**PASSAGE PROVIDED:**
◆ ◆ ◆ ◆ ◆
Precisely in this perspective, one of the most radical shifts has occurred: the choice of the American Air Force to entrust Anduril Industries and General Atomics with the Collaborative Combat Aircraft (CCA) program, beating Boeing, Lockheed Martin, and Northrop Grumman in the competition. The contract provides for the production of at least 1000 intelligent drones to accompany piloted fighters in high-risk missions, with an estimated cost of 30 million dollars per unit.

Trump reforms the Pentagon: speed and competition
The technological revolution has found a strategic ally in Donald Trump. On April 9, the former president signed an executive order with an unequivocal title: “Modernize Defense Acquisitions and Encourage Innovation in the Industrial Base”. The measure takes immediate effect and mandates a radical review of procurement procedures. Objective: reduce time, increase flexibility, reward risk and efficiency.
Here too, the warnings of Gen. Masiello echo, who as early as 2023 had harshly criticized the excessive regulatory rigidity in Italy and the difficulty of quickly experimenting with new solutions. Masiello promoted the use of dual-use technologies, strengthened relations with the national industry, and supported innovative programs in the field of terrestrial robotics and C4I systems. But in Italy – unlike the USA – bureaucracy hinders, and the risk of being left on the sidelines is real.

Palantir's “18 theses” and the new war doctrine
Strengthening the change of course is the ideological manifesto of Palantir, the so-called “18 theses” drafted by CTO Shyam Sankar and posted – according to internal legend – on the Pentagon metro. The text calls for a Protestant reform of the military system: no more monopolies, no more mediations, free rein to competition and transparency.
It reads: “The only requirement is to win. We must rid ourselves of the priestly class of procurement. Innovation is painful, but necessary”. The target is clear: the conservative, slow, and self-referential public procurement system. A target against which General Masiello has also taken a stand in Italy, supporting the adoption of “fast procurement” tools for the Armed Forces and the introduction of integrated experimental cells between military, industry, and universities.
◆ ◆ ◆ ◆ ◆
**TASK INSTRUCTIONS:**
1 > In the passage on defense procurement, what is the estimated cost per unit of the drones under the Collaborative Combat Aircraft contract?
2 > Duplicate the stretch of the defense procurement passage from "Here too, the" through "sidelines is real.".
3 > Go on with the passage about defense procurement reform from the point where it stops.

(Document layout detection data)
◆ ◆ ◆ ◆ ◆
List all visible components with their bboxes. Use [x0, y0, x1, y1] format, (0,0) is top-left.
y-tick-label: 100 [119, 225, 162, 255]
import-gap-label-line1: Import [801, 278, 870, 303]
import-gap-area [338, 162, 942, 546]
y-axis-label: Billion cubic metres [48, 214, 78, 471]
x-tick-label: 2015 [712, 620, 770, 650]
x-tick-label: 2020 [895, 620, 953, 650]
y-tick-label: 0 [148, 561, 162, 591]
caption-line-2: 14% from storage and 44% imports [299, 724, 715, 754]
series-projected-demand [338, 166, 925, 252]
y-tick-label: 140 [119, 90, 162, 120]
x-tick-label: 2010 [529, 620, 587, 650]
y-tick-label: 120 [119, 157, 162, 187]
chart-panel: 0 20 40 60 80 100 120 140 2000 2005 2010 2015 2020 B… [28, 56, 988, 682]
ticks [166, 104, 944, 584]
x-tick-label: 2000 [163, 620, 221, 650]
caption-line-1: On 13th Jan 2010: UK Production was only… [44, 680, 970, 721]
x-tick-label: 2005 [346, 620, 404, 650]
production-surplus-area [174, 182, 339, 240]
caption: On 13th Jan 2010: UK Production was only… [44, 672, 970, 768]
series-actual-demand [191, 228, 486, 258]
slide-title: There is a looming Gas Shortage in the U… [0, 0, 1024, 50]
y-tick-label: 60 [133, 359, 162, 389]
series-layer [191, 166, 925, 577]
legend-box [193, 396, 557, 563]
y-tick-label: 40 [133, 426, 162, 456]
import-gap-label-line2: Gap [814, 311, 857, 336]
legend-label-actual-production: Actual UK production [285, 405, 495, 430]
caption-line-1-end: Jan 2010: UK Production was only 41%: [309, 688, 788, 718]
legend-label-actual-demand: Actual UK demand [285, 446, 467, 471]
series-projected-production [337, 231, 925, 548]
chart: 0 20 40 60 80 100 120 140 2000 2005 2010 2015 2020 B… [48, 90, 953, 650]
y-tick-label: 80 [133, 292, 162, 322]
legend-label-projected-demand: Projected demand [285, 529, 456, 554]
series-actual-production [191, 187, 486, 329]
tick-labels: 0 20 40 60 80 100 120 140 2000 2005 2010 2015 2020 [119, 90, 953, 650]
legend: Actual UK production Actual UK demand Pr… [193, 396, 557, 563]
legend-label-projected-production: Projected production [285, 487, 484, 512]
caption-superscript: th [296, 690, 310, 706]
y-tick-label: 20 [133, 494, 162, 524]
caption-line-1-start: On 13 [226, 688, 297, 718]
◆ ◆ ◆ ◆ ◆
**OUTPUTS BY TASK:**
1 > About 30 million dollars per unit.

2 >
Here too, the warnings of Gen. Masiello echo, who as early as 2023 had harshly criticized the excessive regulatory rigidity in Italy and the difficulty of quickly experimenting with new solutions. Masiello promoted the use of dual-use technologies, strengthened relations with the national industry, and supported innovative programs in the field of terrestrial robotics and C4I systems. But in Italy – unlike the USA – bureaucracy hinders, and the risk of being left on the sidelines is real.

3 >
Musk, Thiel, and war as enterprise
Meanwhile, Palantir allies with Anduril and SpaceX of Elon Musk for the Golden Dome project, a next-generation space shield. The three companies are creating a technical-industrial axis with geopolitical ambitions. Investments are multiplying: $450 million raised by Anduril in one year, Palantir's stock quadrupled on the stock market, Ghost-X drones already in use in Ukraine, AI towers at the Mexican border.
But the stakes are higher: shaping the strategic doctrine of the 21st century. Palantir executives openly speak of a “Second Cold War” with China, while simulating attacks in the Chinese Sea and releasing videos where Ukraine transforms into “Palantir,” a digital nation defended by the algorithm.

And Italy?
Italy, which has advanced skills and an integrated industrial system (from Leonardo to Fincantieri, from Iveco Defence to Elettronica), risks marginalization if it fails to grasp this paradigm shift. Gen. Masiello, with his forward-looking vision and defense of innovative programs, has paved a path. But bold political and regulatory choices are needed, capable of unlocking resources and authorizing experiments outside traditional frameworks.
As he said in a recent interview: “We cannot face future wars with the tools of the past. A new decision-making culture is needed, capable of recognizing the value of speed, synergy, and boldness”.
The transformation underway in the United States is not a simple technological update: it is a systemic restructuring of the way wars are thought about, financed, and fought. Palantir, Anduril, and SpaceX are just the beginning. Europe – and Italy – must decide whether to observe, imitate, or participate.
But one thing is certain: Gen. Masiello foresaw it, once again.